══ Extracted entries ══

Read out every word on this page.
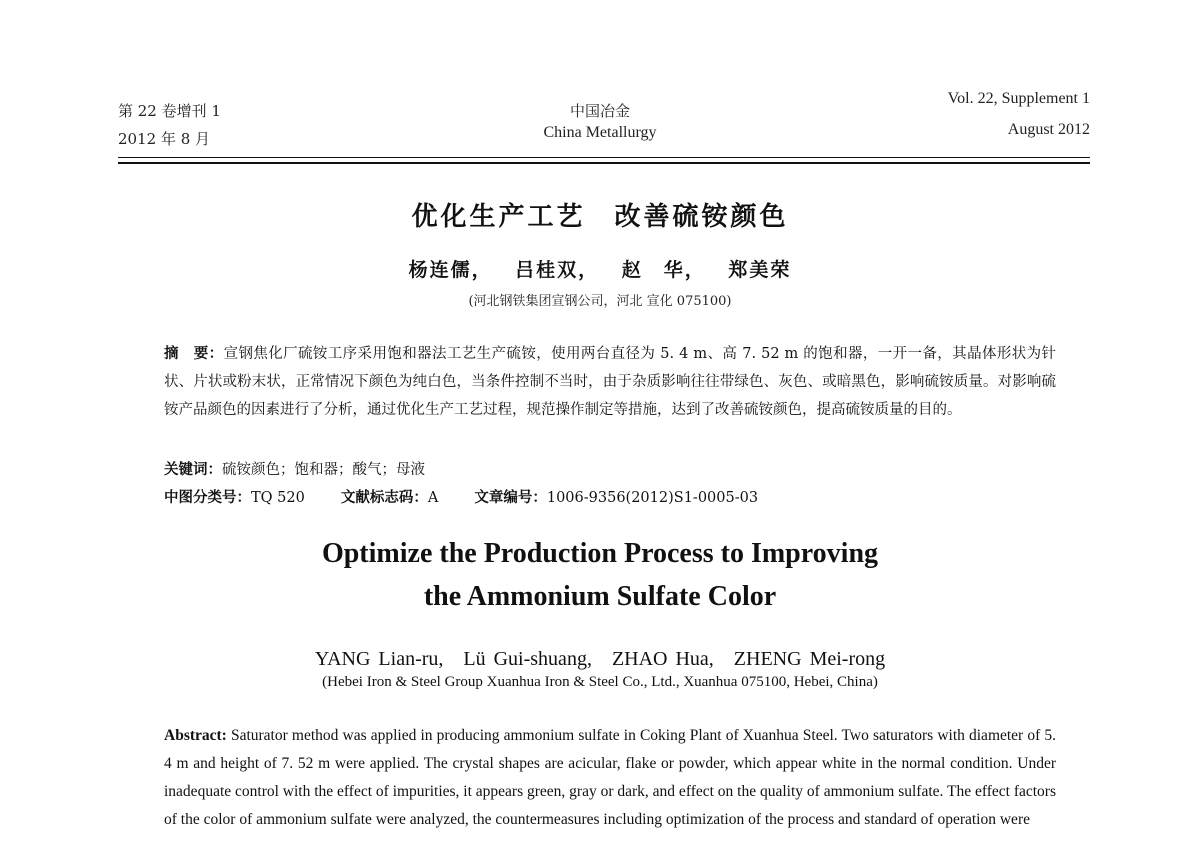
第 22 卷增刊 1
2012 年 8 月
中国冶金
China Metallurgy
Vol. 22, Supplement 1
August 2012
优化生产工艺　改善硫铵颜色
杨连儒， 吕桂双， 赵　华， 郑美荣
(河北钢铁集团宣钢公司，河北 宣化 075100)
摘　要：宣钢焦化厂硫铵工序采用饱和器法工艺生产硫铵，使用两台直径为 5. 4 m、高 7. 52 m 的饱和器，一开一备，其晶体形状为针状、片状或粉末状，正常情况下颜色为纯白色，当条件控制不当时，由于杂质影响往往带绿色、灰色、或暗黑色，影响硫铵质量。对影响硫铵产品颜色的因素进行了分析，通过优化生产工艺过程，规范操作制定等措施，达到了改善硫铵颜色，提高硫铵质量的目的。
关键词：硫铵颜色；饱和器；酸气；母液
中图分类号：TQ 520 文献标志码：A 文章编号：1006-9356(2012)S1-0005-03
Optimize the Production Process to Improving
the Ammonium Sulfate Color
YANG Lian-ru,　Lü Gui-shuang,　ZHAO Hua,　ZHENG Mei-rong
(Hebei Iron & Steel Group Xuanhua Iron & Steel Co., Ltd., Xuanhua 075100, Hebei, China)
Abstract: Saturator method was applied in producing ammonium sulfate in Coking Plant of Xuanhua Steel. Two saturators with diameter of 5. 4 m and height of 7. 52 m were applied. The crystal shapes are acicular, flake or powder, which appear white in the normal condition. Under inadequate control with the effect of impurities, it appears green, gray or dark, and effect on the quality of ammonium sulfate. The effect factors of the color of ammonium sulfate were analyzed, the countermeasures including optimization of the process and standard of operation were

═══

- [Task brief]: In your copy of the records, include no pictures; repeat everything else exactly.

- [Answer to the task]:
Read out every word on this page.
第 22 卷增刊 1
2012 年 8 月
中国冶金
China Metallurgy
Vol. 22, Supplement 1
August 2012
优化生产工艺　改善硫铵颜色
杨连儒， 吕桂双， 赵　华， 郑美荣
(河北钢铁集团宣钢公司，河北 宣化 075100)
摘　要：宣钢焦化厂硫铵工序采用饱和器法工艺生产硫铵，使用两台直径为 5. 4 m、高 7. 52 m 的饱和器，一开一备，其晶体形状为针状、片状或粉末状，正常情况下颜色为纯白色，当条件控制不当时，由于杂质影响往往带绿色、灰色、或暗黑色，影响硫铵质量。对影响硫铵产品颜色的因素进行了分析，通过优化生产工艺过程，规范操作制定等措施，达到了改善硫铵颜色，提高硫铵质量的目的。
关键词：硫铵颜色；饱和器；酸气；母液
中图分类号：TQ 520 文献标志码：A 文章编号：1006-9356(2012)S1-0005-03
Optimize the Production Process to Improving
the Ammonium Sulfate Color
YANG Lian-ru,　Lü Gui-shuang,　ZHAO Hua,　ZHENG Mei-rong
(Hebei Iron & Steel Group Xuanhua Iron & Steel Co., Ltd., Xuanhua 075100, Hebei, China)
Abstract: Saturator method was applied in producing ammonium sulfate in Coking Plant of Xuanhua Steel. Two saturators with diameter of 5. 4 m and height of 7. 52 m were applied. The crystal shapes are acicular, flake or powder, which appear white in the normal condition. Under inadequate control with the effect of impurities, it appears green, gray or dark, and effect on the quality of ammonium sulfate. The effect factors of the color of ammonium sulfate were analyzed, the countermeasures including optimization of the process and standard of operation were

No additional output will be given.